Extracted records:
◇ ◇ ◇ ◇ ◇ ◇ ◇

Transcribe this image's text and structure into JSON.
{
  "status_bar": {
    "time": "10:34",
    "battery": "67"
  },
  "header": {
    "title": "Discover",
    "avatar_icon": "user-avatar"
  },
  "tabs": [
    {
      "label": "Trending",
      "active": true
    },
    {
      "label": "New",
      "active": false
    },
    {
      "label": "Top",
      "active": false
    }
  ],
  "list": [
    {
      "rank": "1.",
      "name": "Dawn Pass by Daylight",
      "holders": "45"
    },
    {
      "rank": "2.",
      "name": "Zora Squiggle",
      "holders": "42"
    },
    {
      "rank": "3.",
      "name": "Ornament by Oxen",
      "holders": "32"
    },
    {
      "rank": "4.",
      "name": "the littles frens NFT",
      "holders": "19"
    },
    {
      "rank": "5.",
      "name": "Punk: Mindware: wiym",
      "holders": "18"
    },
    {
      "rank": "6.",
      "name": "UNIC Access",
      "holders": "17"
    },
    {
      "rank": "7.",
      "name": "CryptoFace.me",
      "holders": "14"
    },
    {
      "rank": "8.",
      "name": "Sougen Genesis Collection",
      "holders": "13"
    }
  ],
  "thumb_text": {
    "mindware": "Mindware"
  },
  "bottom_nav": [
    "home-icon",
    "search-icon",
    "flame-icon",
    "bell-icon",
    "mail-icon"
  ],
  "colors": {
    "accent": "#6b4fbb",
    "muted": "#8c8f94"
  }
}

◇ ◇ ◇ ◇ ◇ ◇ ◇

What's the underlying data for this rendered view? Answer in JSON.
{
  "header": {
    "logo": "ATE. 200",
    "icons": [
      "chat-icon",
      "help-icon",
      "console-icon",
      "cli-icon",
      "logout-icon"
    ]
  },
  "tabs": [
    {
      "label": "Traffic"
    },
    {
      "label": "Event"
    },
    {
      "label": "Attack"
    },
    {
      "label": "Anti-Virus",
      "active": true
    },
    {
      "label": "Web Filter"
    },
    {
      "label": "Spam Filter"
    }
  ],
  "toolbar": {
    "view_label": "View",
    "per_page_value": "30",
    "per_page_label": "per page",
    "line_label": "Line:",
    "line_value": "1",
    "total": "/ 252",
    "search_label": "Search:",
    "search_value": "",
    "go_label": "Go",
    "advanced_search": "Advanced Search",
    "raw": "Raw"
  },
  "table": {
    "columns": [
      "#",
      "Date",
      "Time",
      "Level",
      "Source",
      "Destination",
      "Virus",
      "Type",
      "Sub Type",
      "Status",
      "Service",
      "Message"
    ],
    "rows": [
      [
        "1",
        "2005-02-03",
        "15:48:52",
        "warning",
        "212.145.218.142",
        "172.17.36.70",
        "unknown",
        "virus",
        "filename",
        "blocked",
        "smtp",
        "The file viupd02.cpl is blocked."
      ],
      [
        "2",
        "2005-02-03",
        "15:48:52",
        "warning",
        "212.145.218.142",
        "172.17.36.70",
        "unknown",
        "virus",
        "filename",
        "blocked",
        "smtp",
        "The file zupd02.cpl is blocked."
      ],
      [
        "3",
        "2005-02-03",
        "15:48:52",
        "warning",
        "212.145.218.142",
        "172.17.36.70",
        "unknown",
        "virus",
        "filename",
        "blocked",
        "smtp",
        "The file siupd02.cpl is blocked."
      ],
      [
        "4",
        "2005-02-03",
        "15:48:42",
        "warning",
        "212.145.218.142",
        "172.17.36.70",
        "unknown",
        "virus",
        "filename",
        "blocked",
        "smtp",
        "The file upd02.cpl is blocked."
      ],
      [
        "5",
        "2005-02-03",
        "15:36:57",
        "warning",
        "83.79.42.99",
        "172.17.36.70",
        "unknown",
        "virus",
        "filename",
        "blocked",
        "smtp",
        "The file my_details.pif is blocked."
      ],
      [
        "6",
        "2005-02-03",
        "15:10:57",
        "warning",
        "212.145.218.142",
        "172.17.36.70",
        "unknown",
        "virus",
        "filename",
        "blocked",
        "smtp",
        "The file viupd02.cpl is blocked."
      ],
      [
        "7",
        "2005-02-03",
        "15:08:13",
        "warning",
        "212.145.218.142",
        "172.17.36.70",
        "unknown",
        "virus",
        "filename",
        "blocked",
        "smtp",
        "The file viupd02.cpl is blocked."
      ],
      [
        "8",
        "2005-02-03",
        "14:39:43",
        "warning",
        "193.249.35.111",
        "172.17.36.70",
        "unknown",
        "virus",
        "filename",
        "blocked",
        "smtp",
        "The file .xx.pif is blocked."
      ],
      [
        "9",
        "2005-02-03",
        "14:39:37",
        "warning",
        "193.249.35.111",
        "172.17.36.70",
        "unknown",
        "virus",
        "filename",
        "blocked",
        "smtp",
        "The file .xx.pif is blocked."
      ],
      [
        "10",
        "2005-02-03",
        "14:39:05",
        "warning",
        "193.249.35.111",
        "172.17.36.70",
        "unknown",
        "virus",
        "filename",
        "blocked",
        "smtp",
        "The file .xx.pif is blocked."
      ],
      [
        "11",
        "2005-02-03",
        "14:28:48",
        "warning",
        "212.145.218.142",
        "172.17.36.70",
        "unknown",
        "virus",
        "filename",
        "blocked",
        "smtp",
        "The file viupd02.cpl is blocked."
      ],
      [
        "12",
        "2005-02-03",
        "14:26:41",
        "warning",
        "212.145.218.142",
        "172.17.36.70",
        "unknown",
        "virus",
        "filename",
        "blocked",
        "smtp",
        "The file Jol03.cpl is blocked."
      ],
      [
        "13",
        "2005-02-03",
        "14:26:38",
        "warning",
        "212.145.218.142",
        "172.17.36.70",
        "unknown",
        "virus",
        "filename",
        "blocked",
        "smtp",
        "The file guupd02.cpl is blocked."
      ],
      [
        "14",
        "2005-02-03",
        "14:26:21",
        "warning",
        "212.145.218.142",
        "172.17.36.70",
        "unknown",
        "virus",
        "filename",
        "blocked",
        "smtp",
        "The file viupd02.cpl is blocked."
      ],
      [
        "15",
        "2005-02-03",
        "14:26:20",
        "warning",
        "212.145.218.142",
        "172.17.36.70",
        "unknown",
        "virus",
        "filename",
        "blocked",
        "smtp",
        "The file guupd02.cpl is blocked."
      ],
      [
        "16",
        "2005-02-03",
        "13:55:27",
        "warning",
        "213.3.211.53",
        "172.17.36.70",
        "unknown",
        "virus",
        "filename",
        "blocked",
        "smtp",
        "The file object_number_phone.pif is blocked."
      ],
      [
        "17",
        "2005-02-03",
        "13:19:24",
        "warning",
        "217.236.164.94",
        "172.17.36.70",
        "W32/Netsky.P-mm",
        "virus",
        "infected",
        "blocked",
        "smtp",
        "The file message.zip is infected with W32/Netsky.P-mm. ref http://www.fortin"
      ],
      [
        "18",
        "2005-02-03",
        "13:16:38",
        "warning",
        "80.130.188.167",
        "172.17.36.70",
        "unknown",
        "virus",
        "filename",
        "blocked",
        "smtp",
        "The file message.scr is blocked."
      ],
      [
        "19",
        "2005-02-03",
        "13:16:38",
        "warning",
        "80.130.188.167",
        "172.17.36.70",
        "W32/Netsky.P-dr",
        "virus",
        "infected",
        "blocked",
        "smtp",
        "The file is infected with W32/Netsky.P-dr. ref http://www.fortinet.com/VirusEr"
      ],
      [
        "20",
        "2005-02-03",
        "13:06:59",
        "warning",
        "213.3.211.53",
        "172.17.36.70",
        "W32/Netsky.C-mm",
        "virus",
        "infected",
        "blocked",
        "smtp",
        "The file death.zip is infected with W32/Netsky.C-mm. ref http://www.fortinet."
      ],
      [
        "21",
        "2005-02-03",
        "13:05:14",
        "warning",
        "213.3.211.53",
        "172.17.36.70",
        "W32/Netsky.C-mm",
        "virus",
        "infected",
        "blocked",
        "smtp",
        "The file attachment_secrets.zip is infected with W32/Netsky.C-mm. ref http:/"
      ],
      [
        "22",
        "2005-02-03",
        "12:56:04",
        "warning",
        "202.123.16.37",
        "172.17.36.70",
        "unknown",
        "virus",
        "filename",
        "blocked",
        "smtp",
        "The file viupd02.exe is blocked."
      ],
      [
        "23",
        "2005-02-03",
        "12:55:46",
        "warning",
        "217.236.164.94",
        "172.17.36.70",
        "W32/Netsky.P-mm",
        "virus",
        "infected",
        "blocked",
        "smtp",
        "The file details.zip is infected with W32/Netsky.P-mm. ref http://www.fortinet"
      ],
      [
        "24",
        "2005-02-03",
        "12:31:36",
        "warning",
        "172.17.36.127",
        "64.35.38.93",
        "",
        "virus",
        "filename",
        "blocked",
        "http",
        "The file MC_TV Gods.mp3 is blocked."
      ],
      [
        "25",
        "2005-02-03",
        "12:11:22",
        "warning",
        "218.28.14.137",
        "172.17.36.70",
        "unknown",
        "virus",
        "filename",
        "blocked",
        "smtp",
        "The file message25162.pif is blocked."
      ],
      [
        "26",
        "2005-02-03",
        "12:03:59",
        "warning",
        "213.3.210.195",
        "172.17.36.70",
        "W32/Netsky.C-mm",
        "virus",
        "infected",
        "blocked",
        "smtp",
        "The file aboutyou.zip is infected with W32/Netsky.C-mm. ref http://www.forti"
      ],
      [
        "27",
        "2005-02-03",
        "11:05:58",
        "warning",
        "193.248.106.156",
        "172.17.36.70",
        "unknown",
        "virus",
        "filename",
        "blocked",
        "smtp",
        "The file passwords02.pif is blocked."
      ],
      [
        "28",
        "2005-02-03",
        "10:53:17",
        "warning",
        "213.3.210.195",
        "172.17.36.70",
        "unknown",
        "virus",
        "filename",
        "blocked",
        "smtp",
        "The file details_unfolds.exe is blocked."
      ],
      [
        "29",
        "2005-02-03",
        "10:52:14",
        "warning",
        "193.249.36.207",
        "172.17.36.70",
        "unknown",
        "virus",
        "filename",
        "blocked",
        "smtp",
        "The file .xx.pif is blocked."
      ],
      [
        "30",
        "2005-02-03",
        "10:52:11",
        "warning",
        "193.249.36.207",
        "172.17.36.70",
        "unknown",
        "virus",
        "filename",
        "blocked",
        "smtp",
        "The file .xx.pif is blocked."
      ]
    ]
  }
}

◇ ◇ ◇ ◇ ◇ ◇ ◇

WHAT YOU ARE ASKED TO DO:
Go through the records and copy each line with "Mindware" in it.

ANSWER TO THE EXERCISE:
      "name": "Punk: Mindware: wiym",
    "mindware": "Mindware"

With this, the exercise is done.